**Written exercise**
Retype the whole listing below, character for character.

** Start of Input records **

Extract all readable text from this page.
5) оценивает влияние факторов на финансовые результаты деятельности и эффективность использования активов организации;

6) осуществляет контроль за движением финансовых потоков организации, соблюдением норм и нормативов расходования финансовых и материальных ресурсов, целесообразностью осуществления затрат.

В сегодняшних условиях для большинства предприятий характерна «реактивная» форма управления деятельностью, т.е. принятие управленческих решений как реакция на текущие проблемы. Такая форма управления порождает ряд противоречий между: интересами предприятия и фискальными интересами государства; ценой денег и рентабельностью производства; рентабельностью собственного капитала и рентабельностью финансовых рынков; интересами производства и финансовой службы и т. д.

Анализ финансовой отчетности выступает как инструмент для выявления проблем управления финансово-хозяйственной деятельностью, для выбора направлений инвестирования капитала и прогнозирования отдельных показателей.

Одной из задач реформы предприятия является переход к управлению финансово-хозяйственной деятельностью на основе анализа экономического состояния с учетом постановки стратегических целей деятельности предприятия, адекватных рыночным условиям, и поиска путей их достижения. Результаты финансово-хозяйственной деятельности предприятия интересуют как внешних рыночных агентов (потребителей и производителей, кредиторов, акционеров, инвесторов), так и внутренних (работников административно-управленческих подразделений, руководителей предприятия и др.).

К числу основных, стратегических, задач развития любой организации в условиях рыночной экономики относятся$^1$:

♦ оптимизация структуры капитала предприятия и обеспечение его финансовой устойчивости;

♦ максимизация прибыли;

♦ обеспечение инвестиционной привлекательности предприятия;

** End of Input records **

**Result**
Extract all readable text from this page.
5) оценивает влияние факторов на финансовые результаты деятельности и эффективность использования активов организации;

6) осуществляет контроль за движением финансовых потоков организации, соблюдением норм и нормативов расходования финансовых и материальных ресурсов, целесообразностью осуществления затрат.

В сегодняшних условиях для большинства предприятий характерна «реактивная» форма управления деятельностью, т.е. принятие управленческих решений как реакция на текущие проблемы. Такая форма управления порождает ряд противоречий между: интересами предприятия и фискальными интересами государства; ценой денег и рентабельностью производства; рентабельностью собственного капитала и рентабельностью финансовых рынков; интересами производства и финансовой службы и т. д.

Анализ финансовой отчетности выступает как инструмент для выявления проблем управления финансово-хозяйственной деятельностью, для выбора направлений инвестирования капитала и прогнозирования отдельных показателей.

Одной из задач реформы предприятия является переход к управлению финансово-хозяйственной деятельностью на основе анализа экономического состояния с учетом постановки стратегических целей деятельности предприятия, адекватных рыночным условиям, и поиска путей их достижения. Результаты финансово-хозяйственной деятельности предприятия интересуют как внешних рыночных агентов (потребителей и производителей, кредиторов, акционеров, инвесторов), так и внутренних (работников административно-управленческих подразделений, руководителей предприятия и др.).

К числу основных, стратегических, задач развития любой организации в условиях рыночной экономики относятся$^1$:

♦ оптимизация структуры капитала предприятия и обеспечение его финансовой устойчивости;

♦ максимизация прибыли;

♦ обеспечение инвестиционной привлекательности предприятия;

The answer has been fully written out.